■ Exercise aim ■
Give all of the lines again exactly as they read.

■ Stored items ■
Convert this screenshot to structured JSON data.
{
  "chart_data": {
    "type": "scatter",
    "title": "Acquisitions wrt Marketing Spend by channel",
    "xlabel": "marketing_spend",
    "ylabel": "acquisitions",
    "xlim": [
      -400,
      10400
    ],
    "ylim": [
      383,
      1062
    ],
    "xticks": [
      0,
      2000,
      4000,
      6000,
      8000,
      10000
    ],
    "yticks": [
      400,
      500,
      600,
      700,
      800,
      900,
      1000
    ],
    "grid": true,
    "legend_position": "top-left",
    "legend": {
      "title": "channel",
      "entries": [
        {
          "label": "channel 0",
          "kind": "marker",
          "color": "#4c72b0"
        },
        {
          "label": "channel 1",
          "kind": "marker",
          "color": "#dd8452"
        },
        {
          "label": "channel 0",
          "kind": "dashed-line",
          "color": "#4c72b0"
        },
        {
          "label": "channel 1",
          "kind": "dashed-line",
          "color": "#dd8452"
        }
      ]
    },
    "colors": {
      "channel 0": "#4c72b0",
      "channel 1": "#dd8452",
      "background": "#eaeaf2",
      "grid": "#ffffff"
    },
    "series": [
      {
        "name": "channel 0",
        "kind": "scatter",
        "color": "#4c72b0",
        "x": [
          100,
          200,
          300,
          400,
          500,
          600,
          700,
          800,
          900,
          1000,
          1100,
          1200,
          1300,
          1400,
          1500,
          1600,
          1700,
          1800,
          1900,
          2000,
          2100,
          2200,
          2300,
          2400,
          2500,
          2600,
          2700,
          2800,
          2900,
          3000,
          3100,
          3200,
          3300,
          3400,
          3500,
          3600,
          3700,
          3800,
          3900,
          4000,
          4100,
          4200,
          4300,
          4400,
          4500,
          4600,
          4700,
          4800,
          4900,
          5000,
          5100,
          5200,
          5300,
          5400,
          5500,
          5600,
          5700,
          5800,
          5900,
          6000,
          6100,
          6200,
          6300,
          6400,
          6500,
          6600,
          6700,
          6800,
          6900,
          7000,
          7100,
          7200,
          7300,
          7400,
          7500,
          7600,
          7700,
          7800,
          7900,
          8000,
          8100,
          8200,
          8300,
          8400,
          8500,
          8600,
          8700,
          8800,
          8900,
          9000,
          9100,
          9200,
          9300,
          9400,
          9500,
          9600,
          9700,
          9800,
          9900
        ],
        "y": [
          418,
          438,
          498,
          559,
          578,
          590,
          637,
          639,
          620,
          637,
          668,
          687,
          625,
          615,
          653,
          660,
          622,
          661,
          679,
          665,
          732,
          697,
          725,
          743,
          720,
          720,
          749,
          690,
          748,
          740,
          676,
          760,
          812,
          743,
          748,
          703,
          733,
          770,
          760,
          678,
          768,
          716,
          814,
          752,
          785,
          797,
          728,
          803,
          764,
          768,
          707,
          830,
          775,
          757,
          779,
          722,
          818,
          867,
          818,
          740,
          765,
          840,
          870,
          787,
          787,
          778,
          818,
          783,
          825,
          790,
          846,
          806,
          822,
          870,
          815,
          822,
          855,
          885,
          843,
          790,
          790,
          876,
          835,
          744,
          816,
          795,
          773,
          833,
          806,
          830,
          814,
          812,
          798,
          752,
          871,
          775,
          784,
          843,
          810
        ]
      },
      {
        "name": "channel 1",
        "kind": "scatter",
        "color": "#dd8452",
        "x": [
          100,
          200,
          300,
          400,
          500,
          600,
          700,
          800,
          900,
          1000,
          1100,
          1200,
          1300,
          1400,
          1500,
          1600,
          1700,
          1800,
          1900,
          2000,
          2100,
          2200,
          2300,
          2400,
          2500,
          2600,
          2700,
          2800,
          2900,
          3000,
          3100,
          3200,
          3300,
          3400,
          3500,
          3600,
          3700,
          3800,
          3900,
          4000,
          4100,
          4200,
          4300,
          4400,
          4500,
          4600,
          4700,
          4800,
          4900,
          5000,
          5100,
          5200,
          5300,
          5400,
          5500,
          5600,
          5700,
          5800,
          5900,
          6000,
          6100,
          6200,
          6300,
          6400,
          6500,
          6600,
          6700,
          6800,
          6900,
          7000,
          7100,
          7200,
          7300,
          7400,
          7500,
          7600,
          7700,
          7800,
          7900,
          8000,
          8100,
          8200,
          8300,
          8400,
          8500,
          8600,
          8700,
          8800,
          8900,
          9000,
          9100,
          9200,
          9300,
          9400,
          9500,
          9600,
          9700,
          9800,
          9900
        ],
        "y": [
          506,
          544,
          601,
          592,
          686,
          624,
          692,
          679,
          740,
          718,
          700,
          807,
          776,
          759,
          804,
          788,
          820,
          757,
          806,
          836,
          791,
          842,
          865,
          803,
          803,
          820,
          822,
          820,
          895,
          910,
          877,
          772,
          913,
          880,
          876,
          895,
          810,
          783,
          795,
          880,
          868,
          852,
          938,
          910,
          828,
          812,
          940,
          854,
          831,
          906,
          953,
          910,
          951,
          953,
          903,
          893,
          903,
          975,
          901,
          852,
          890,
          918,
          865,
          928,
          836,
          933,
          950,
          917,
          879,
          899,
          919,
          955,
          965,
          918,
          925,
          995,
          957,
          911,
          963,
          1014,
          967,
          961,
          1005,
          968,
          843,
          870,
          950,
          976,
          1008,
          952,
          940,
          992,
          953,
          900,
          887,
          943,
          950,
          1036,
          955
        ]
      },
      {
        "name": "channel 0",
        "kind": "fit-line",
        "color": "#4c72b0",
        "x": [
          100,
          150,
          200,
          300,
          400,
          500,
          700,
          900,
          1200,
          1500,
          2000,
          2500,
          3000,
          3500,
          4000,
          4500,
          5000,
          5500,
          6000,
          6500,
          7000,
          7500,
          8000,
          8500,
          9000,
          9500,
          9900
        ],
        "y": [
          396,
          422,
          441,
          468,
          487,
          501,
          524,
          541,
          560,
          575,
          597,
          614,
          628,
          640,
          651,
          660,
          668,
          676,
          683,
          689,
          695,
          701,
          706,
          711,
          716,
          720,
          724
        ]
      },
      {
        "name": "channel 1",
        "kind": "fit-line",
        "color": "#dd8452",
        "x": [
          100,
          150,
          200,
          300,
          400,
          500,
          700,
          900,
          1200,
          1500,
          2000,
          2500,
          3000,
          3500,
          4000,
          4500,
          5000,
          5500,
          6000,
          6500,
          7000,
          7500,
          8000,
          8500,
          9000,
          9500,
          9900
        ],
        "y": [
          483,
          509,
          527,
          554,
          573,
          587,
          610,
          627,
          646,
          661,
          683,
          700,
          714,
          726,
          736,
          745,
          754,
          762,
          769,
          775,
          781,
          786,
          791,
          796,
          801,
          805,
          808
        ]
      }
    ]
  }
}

■ Correct answer ■
Convert this screenshot to structured JSON data.
{
  "chart_data": {
    "type": "scatter",
    "title": "Acquisitions wrt Marketing Spend by channel",
    "xlabel": "marketing_spend",
    "ylabel": "acquisitions",
    "xlim": [
      -400,
      10400
    ],
    "ylim": [
      383,
      1062
    ],
    "xticks": [
      0,
      2000,
      4000,
      6000,
      8000,
      10000
    ],
    "yticks": [
      400,
      500,
      600,
      700,
      800,
      900,
      1000
    ],
    "grid": true,
    "legend_position": "top-left",
    "legend": {
      "title": "channel",
      "entries": [
        {
          "label": "channel 0",
          "kind": "marker",
          "color": "#4c72b0"
        },
        {
          "label": "channel 1",
          "kind": "marker",
          "color": "#dd8452"
        },
        {
          "label": "channel 0",
          "kind": "dashed-line",
          "color": "#4c72b0"
        },
        {
          "label": "channel 1",
          "kind": "dashed-line",
          "color": "#dd8452"
        }
      ]
    },
    "colors": {
      "channel 0": "#4c72b0",
      "channel 1": "#dd8452",
      "background": "#eaeaf2",
      "grid": "#ffffff"
    },
    "series": [
      {
        "name": "channel 0",
        "kind": "scatter",
        "color": "#4c72b0",
        "x": [
          100,
          200,
          300,
          400,
          500,
          600,
          700,
          800,
          900,
          1000,
          1100,
          1200,
          1300,
          1400,
          1500,
          1600,
          1700,
          1800,
          1900,
          2000,
          2100,
          2200,
          2300,
          2400,
          2500,
          2600,
          2700,
          2800,
          2900,
          3000,
          3100,
          3200,
          3300,
          3400,
          3500,
          3600,
          3700,
          3800,
          3900,
          4000,
          4100,
          4200,
          4300,
          4400,
          4500,
          4600,
          4700,
          4800,
          4900,
          5000,
          5100,
          5200,
          5300,
          5400,
          5500,
          5600,
          5700,
          5800,
          5900,
          6000,
          6100,
          6200,
          6300,
          6400,
          6500,
          6600,
          6700,
          6800,
          6900,
          7000,
          7100,
          7200,
          7300,
          7400,
          7500,
          7600,
          7700,
          7800,
          7900,
          8000,
          8100,
          8200,
          8300,
          8400,
          8500,
          8600,
          8700,
          8800,
          8900,
          9000,
          9100,
          9200,
          9300,
          9400,
          9500,
          9600,
          9700,
          9800,
          9900
        ],
        "y": [
          418,
          438,
          498,
          559,
          578,
          590,
          637,
          639,
          620,
          637,
          668,
          687,
          625,
          615,
          653,
          660,
          622,
          661,
          679,
          665,
          732,
          697,
          725,
          743,
          720,
          720,
          749,
          690,
          748,
          740,
          676,
          760,
          812,
          743,
          748,
          703,
          733,
          770,
          760,
          678,
          768,
          716,
          814,
          752,
          785,
          797,
          728,
          803,
          764,
          768,
          707,
          830,
          775,
          757,
          779,
          722,
          818,
          867,
          818,
          740,
          765,
          840,
          870,
          787,
          787,
          778,
          818,
          783,
          825,
          790,
          846,
          806,
          822,
          870,
          815,
          822,
          855,
          885,
          843,
          790,
          790,
          876,
          835,
          744,
          816,
          795,
          773,
          833,
          806,
          830,
          814,
          812,
          798,
          752,
          871,
          775,
          784,
          843,
          810
        ]
      },
      {
        "name": "channel 1",
        "kind": "scatter",
        "color": "#dd8452",
        "x": [
          100,
          200,
          300,
          400,
          500,
          600,
          700,
          800,
          900,
          1000,
          1100,
          1200,
          1300,
          1400,
          1500,
          1600,
          1700,
          1800,
          1900,
          2000,
          2100,
          2200,
          2300,
          2400,
          2500,
          2600,
          2700,
          2800,
          2900,
          3000,
          3100,
          3200,
          3300,
          3400,
          3500,
          3600,
          3700,
          3800,
          3900,
          4000,
          4100,
          4200,
          4300,
          4400,
          4500,
          4600,
          4700,
          4800,
          4900,
          5000,
          5100,
          5200,
          5300,
          5400,
          5500,
          5600,
          5700,
          5800,
          5900,
          6000,
          6100,
          6200,
          6300,
          6400,
          6500,
          6600,
          6700,
          6800,
          6900,
          7000,
          7100,
          7200,
          7300,
          7400,
          7500,
          7600,
          7700,
          7800,
          7900,
          8000,
          8100,
          8200,
          8300,
          8400,
          8500,
          8600,
          8700,
          8800,
          8900,
          9000,
          9100,
          9200,
          9300,
          9400,
          9500,
          9600,
          9700,
          9800,
          9900
        ],
        "y": [
          506,
          544,
          601,
          592,
          686,
          624,
          692,
          679,
          740,
          718,
          700,
          807,
          776,
          759,
          804,
          788,
          820,
          757,
          806,
          836,
          791,
          842,
          865,
          803,
          803,
          820,
          822,
          820,
          895,
          910,
          877,
          772,
          913,
          880,
          876,
          895,
          810,
          783,
          795,
          880,
          868,
          852,
          938,
          910,
          828,
          812,
          940,
          854,
          831,
          906,
          953,
          910,
          951,
          953,
          903,
          893,
          903,
          975,
          901,
          852,
          890,
          918,
          865,
          928,
          836,
          933,
          950,
          917,
          879,
          899,
          919,
          955,
          965,
          918,
          925,
          995,
          957,
          911,
          963,
          1014,
          967,
          961,
          1005,
          968,
          843,
          870,
          950,
          976,
          1008,
          952,
          940,
          992,
          953,
          900,
          887,
          943,
          950,
          1036,
          955
        ]
      },
      {
        "name": "channel 0",
        "kind": "fit-line",
        "color": "#4c72b0",
        "x": [
          100,
          150,
          200,
          300,
          400,
          500,
          700,
          900,
          1200,
          1500,
          2000,
          2500,
          3000,
          3500,
          4000,
          4500,
          5000,
          5500,
          6000,
          6500,
          7000,
          7500,
          8000,
          8500,
          9000,
          9500,
          9900
        ],
        "y": [
          396,
          422,
          441,
          468,
          487,
          501,
          524,
          541,
          560,
          575,
          597,
          614,
          628,
          640,
          651,
          660,
          668,
          676,
          683,
          689,
          695,
          701,
          706,
          711,
          716,
          720,
          724
        ]
      },
      {
        "name": "channel 1",
        "kind": "fit-line",
        "color": "#dd8452",
        "x": [
          100,
          150,
          200,
          300,
          400,
          500,
          700,
          900,
          1200,
          1500,
          2000,
          2500,
          3000,
          3500,
          4000,
          4500,
          5000,
          5500,
          6000,
          6500,
          7000,
          7500,
          8000,
          8500,
          9000,
          9500,
          9900
        ],
        "y": [
          483,
          509,
          527,
          554,
          573,
          587,
          610,
          627,
          646,
          661,
          683,
          700,
          714,
          726,
          736,
          745,
          754,
          762,
          769,
          775,
          781,
          786,
          791,
          796,
          801,
          805,
          808
        ]
      }
    ]
  }
}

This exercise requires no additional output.